-------- RECORDS SUPPLIED

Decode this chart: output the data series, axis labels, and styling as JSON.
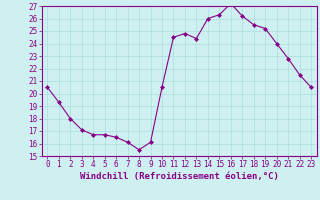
{
  "hours": [
    0,
    1,
    2,
    3,
    4,
    5,
    6,
    7,
    8,
    9,
    10,
    11,
    12,
    13,
    14,
    15,
    16,
    17,
    18,
    19,
    20,
    21,
    22,
    23
  ],
  "values": [
    20.5,
    19.3,
    18.0,
    17.1,
    16.7,
    16.7,
    16.5,
    16.1,
    15.5,
    16.1,
    20.5,
    24.5,
    24.8,
    24.4,
    26.0,
    26.3,
    27.2,
    26.2,
    25.5,
    25.2,
    24.0,
    22.8,
    21.5,
    20.5
  ],
  "xlim": [
    -0.5,
    23.5
  ],
  "ylim": [
    15,
    27
  ],
  "yticks": [
    15,
    16,
    17,
    18,
    19,
    20,
    21,
    22,
    23,
    24,
    25,
    26,
    27
  ],
  "xticks": [
    0,
    1,
    2,
    3,
    4,
    5,
    6,
    7,
    8,
    9,
    10,
    11,
    12,
    13,
    14,
    15,
    16,
    17,
    18,
    19,
    20,
    21,
    22,
    23
  ],
  "line_color": "#880088",
  "marker": "D",
  "marker_size": 2.0,
  "bg_color": "#cff0f0",
  "grid_color": "#aadddd",
  "xlabel": "Windchill (Refroidissement éolien,°C)",
  "xlabel_fontsize": 6.5,
  "tick_fontsize": 5.5,
  "tick_color": "#880088",
  "label_color": "#880088",
  "spine_color": "#880088"
}
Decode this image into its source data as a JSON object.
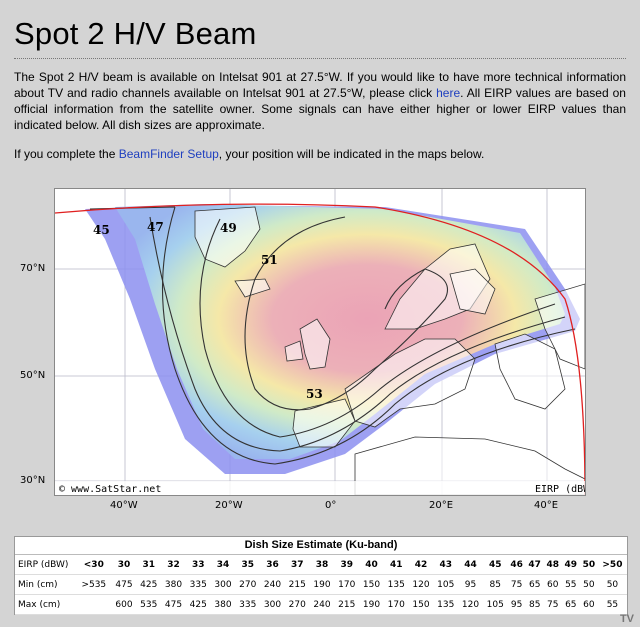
{
  "page": {
    "title": "Spot 2 H/V Beam",
    "intro_1": "The Spot 2 H/V beam is available on Intelsat 901 at 27.5°W. If you would like to have more technical information about TV and radio channels available on Intelsat 901 at 27.5°W, please click ",
    "intro_link": "here",
    "intro_2": ". All EIRP values are based on official information from the satellite owner. Some signals can have either higher or lower EIRP values than indicated below. All dish sizes are approximate.",
    "setup_1": "If you complete the ",
    "setup_link": "BeamFinder Setup",
    "setup_2": ", your position will be indicated in the maps below."
  },
  "map": {
    "copyright": "© www.SatStar.net",
    "legend_unit": "EIRP (dBW)",
    "contours": [
      "45",
      "47",
      "49",
      "51",
      "53"
    ],
    "lat_labels": [
      "70°N",
      "50°N",
      "30°N"
    ],
    "lon_labels": [
      "40°W",
      "20°W",
      "0°",
      "20°E",
      "40°E"
    ],
    "colors": {
      "outer": "#8c8ff0",
      "ring": "#a9c6f0",
      "mid": "#d7ecc8",
      "yellow": "#f6eda8",
      "core": "#e8a8b4",
      "edge": "#e02020"
    }
  },
  "dish_table": {
    "caption": "Dish Size Estimate (Ku-band)",
    "rows": [
      {
        "label": "EIRP (dBW)",
        "cells": [
          "<30",
          "30",
          "31",
          "32",
          "33",
          "34",
          "35",
          "36",
          "37",
          "38",
          "39",
          "40",
          "41",
          "42",
          "43",
          "44",
          "45",
          "46",
          "47",
          "48",
          "49",
          "50",
          ">50"
        ]
      },
      {
        "label": "Min (cm)",
        "cells": [
          ">535",
          "475",
          "425",
          "380",
          "335",
          "300",
          "270",
          "240",
          "215",
          "190",
          "170",
          "150",
          "135",
          "120",
          "105",
          "95",
          "85",
          "75",
          "65",
          "60",
          "55",
          "50",
          "50"
        ]
      },
      {
        "label": "Max (cm)",
        "cells": [
          "",
          "600",
          "535",
          "475",
          "425",
          "380",
          "335",
          "300",
          "270",
          "240",
          "215",
          "190",
          "170",
          "150",
          "135",
          "120",
          "105",
          "95",
          "85",
          "75",
          "65",
          "60",
          "55"
        ]
      }
    ]
  },
  "watermark": "TV"
}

----------------

EXERCISE DETAILS:
Copy the records exactly as they appear, excluding images.

RESPONSE TO THE TASK:
Decode this chart: output the data series, axis labels, and styling as JSON.
{
  "hours": [
    0,
    1,
    2,
    3,
    4,
    5,
    6,
    7,
    8,
    9,
    10,
    11,
    12,
    13,
    14,
    15,
    16,
    17,
    18,
    19,
    20,
    21,
    22,
    23
  ],
  "values": [
    20.5,
    19.3,
    18.0,
    17.1,
    16.7,
    16.7,
    16.5,
    16.1,
    15.5,
    16.1,
    20.5,
    24.5,
    24.8,
    24.4,
    26.0,
    26.3,
    27.2,
    26.2,
    25.5,
    25.2,
    24.0,
    22.8,
    21.5,
    20.5
  ],
  "xlim": [
    -0.5,
    23.5
  ],
  "ylim": [
    15,
    27
  ],
  "yticks": [
    15,
    16,
    17,
    18,
    19,
    20,
    21,
    22,
    23,
    24,
    25,
    26,
    27
  ],
  "xticks": [
    0,
    1,
    2,
    3,
    4,
    5,
    6,
    7,
    8,
    9,
    10,
    11,
    12,
    13,
    14,
    15,
    16,
    17,
    18,
    19,
    20,
    21,
    22,
    23
  ],
  "line_color": "#880088",
  "marker": "D",
  "marker_size": 2.0,
  "bg_color": "#cff0f0",
  "grid_color": "#aadddd",
  "xlabel": "Windchill (Refroidissement éolien,°C)",
  "xlabel_fontsize": 6.5,
  "tick_fontsize": 5.5,
  "tick_color": "#880088",
  "label_color": "#880088",
  "spine_color": "#880088"
}
Decode this image into its source data as a JSON object.
{
  "page": {
    "title": "Spot 2 H/V Beam",
    "intro_1": "The Spot 2 H/V beam is available on Intelsat 901 at 27.5°W. If you would like to have more technical information about TV and radio channels available on Intelsat 901 at 27.5°W, please click ",
    "intro_link": "here",
    "intro_2": ". All EIRP values are based on official information from the satellite owner. Some signals can have either higher or lower EIRP values than indicated below. All dish sizes are approximate.",
    "setup_1": "If you complete the ",
    "setup_link": "BeamFinder Setup",
    "setup_2": ", your position will be indicated in the maps below."
  },
  "map": {
    "copyright": "© www.SatStar.net",
    "legend_unit": "EIRP (dBW)",
    "contours": [
      "45",
      "47",
      "49",
      "51",
      "53"
    ],
    "lat_labels": [
      "70°N",
      "50°N",
      "30°N"
    ],
    "lon_labels": [
      "40°W",
      "20°W",
      "0°",
      "20°E",
      "40°E"
    ],
    "colors": {
      "outer": "#8c8ff0",
      "ring": "#a9c6f0",
      "mid": "#d7ecc8",
      "yellow": "#f6eda8",
      "core": "#e8a8b4",
      "edge": "#e02020"
    }
  },
  "dish_table": {
    "caption": "Dish Size Estimate (Ku-band)",
    "rows": [
      {
        "label": "EIRP (dBW)",
        "cells": [
          "<30",
          "30",
          "31",
          "32",
          "33",
          "34",
          "35",
          "36",
          "37",
          "38",
          "39",
          "40",
          "41",
          "42",
          "43",
          "44",
          "45",
          "46",
          "47",
          "48",
          "49",
          "50",
          ">50"
        ]
      },
      {
        "label": "Min (cm)",
        "cells": [
          ">535",
          "475",
          "425",
          "380",
          "335",
          "300",
          "270",
          "240",
          "215",
          "190",
          "170",
          "150",
          "135",
          "120",
          "105",
          "95",
          "85",
          "75",
          "65",
          "60",
          "55",
          "50",
          "50"
        ]
      },
      {
        "label": "Max (cm)",
        "cells": [
          "",
          "600",
          "535",
          "475",
          "425",
          "380",
          "335",
          "300",
          "270",
          "240",
          "215",
          "190",
          "170",
          "150",
          "135",
          "120",
          "105",
          "95",
          "85",
          "75",
          "65",
          "60",
          "55"
        ]
      }
    ]
  },
  "watermark": "TV"
}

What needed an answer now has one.